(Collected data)
════

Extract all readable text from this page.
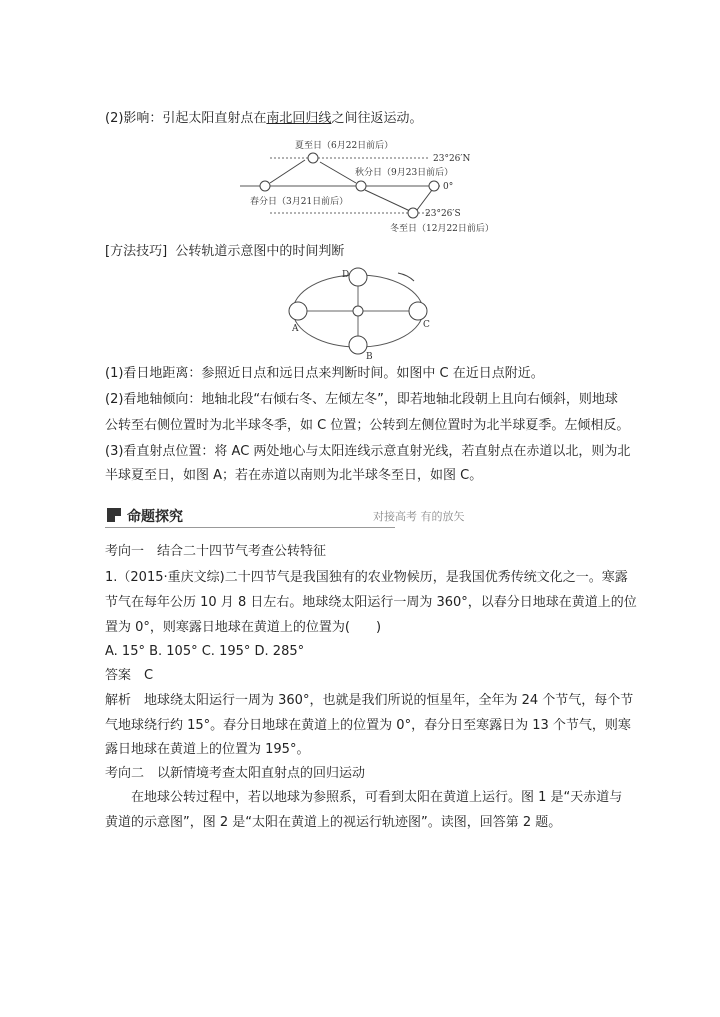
(2)影响：引起太阳直射点在南北回归线之间往返运动。
夏至日（6月22日前后）
秋分日（9月23日前后）
春分日（3月21日前后）
冬至日（12月22日前后）
23°26′N
0°
23°26′S
[方法技巧] 公转轨道示意图中的时间判断
A
B
C
D
(1)看日地距离：参照近日点和远日点来判断时间。如图中 C 在近日点附近。
(2)看地轴倾向：地轴北段“右倾右冬、左倾左冬”，即若地轴北段朝上且向右倾斜，则地球
公转至右侧位置时为北半球冬季，如 C 位置；公转到左侧位置时为北半球夏季。左倾相反。
(3)看直射点位置：将 AC 两处地心与太阳连线示意直射光线，若直射点在赤道以北，则为北
半球夏至日，如图 A；若在赤道以南则为北半球冬至日，如图 C。
命题探究	对接高考 有的放矢
考向一　结合二十四节气考查公转特征
1.（2015·重庆文综)二十四节气是我国独有的农业物候历，是我国优秀传统文化之一。寒露
节气在每年公历 10 月 8 日左右。地球绕太阳运行一周为 360°，以春分日地球在黄道上的位
置为 0°，则寒露日地球在黄道上的位置为(　　)
A. 15° B. 105° C. 195° D. 285°
答案　C
解析　地球绕太阳运行一周为 360°，也就是我们所说的恒星年，全年为 24 个节气，每个节
气地球绕行约 15°。春分日地球在黄道上的位置为 0°，春分日至寒露日为 13 个节气，则寒
露日地球在黄道上的位置为 195°。
考向二　以新情境考查太阳直射点的回归运动
　　在地球公转过程中，若以地球为参照系，可看到太阳在黄道上运行。图 1 是“天赤道与
黄道的示意图”，图 2 是“太阳在黄道上的视运行轨迹图”。读图，回答第 2 题。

════

TASK STATEMENT:
Go through the listing above and return every line where the word "地球绕太阳运行一周为" occurs.

PROBLEM SOLUTION:
节气在每年公历 10 月 8 日左右。地球绕太阳运行一周为 360°，以春分日地球在黄道上的位
解析　地球绕太阳运行一周为 360°，也就是我们所说的恒星年，全年为 24 个节气，每个节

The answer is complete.